═══ Available data ═══

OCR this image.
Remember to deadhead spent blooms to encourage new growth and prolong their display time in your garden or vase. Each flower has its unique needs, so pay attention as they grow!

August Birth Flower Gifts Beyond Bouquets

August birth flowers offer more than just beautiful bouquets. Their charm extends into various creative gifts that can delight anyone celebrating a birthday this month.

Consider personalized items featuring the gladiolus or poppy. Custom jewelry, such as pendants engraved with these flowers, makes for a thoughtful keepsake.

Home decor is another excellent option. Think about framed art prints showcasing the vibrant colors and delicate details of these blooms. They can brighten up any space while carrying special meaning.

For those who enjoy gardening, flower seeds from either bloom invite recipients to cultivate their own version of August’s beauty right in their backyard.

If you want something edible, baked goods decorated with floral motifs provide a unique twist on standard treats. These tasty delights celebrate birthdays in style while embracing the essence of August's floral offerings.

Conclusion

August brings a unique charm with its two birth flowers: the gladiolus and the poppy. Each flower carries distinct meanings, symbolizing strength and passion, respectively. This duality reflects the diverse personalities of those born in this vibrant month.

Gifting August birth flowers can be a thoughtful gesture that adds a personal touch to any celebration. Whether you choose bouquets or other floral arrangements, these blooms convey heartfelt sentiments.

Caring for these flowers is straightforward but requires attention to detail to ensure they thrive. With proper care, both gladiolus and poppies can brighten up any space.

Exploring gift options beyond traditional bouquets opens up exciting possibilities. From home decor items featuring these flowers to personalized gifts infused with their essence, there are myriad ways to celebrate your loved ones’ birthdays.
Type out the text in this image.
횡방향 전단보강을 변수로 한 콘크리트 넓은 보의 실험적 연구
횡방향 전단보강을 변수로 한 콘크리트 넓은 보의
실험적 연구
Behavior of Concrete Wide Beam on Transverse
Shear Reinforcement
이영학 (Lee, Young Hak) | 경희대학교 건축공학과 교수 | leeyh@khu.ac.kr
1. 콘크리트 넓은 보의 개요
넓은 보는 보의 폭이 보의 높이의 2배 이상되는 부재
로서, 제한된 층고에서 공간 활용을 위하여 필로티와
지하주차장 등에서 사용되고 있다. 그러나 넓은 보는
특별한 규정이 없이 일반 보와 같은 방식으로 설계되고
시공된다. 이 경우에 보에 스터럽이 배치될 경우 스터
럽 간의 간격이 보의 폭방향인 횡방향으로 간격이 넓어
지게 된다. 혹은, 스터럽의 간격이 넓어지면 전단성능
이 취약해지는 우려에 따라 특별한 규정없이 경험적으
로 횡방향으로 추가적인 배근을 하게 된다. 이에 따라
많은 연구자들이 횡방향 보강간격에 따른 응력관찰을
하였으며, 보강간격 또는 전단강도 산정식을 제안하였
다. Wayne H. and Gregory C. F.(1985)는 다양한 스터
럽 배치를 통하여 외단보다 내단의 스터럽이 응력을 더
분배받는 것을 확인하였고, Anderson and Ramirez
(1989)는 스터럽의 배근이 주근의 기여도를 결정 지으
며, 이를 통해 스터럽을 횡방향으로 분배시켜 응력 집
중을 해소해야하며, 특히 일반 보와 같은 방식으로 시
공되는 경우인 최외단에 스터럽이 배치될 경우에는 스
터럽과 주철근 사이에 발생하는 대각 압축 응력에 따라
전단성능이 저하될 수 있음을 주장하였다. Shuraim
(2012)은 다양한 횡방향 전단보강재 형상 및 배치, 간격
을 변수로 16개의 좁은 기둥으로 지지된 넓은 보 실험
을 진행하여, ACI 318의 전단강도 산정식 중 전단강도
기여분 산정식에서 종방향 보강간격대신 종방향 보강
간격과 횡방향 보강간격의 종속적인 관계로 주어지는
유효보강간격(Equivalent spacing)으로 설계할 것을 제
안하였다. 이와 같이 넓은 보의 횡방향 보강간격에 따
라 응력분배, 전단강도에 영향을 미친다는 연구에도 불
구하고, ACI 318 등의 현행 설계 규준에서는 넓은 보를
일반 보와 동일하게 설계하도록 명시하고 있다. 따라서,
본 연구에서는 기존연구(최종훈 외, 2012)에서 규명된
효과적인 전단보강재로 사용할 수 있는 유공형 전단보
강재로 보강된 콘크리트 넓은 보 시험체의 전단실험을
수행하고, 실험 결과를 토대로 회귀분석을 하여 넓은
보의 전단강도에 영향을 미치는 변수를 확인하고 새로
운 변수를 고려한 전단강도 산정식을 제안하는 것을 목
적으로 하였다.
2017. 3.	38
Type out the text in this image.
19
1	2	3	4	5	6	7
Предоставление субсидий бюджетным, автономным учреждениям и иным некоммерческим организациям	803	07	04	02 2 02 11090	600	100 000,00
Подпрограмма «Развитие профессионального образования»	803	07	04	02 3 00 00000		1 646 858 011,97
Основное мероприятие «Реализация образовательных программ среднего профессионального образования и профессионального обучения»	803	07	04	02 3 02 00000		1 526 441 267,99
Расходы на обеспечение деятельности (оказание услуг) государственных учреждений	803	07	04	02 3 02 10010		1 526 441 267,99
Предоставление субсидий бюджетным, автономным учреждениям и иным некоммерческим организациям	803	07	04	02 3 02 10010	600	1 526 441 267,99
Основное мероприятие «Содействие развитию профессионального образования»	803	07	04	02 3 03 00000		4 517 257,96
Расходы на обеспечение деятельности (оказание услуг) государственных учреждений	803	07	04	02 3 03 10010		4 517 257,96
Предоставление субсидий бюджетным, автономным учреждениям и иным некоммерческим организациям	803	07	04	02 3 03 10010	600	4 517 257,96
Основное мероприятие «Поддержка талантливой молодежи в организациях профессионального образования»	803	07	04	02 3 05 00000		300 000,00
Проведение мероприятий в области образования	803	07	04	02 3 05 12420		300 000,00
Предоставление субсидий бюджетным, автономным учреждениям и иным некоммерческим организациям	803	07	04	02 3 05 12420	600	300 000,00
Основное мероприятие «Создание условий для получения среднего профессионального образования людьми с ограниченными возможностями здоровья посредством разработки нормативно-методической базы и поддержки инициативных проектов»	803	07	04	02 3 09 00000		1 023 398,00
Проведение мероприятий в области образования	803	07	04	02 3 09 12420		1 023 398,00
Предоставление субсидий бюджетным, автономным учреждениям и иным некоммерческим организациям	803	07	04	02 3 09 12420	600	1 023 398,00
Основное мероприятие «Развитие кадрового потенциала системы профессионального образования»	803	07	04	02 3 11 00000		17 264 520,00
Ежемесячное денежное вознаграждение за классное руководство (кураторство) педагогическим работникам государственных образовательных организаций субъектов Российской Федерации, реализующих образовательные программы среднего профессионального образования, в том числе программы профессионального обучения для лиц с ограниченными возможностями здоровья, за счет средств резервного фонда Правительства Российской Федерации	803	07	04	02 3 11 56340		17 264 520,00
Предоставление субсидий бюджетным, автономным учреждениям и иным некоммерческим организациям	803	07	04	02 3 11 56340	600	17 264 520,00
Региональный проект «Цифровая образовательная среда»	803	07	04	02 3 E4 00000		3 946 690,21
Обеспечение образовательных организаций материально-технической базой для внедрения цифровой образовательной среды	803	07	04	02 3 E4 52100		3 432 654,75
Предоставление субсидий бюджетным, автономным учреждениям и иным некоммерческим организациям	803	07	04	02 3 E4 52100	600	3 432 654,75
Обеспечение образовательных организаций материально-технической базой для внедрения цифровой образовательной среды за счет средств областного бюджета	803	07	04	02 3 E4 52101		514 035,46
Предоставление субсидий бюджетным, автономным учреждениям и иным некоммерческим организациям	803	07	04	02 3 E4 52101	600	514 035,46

═══

Say how many lines of the listing above contain "items", with no other words.

2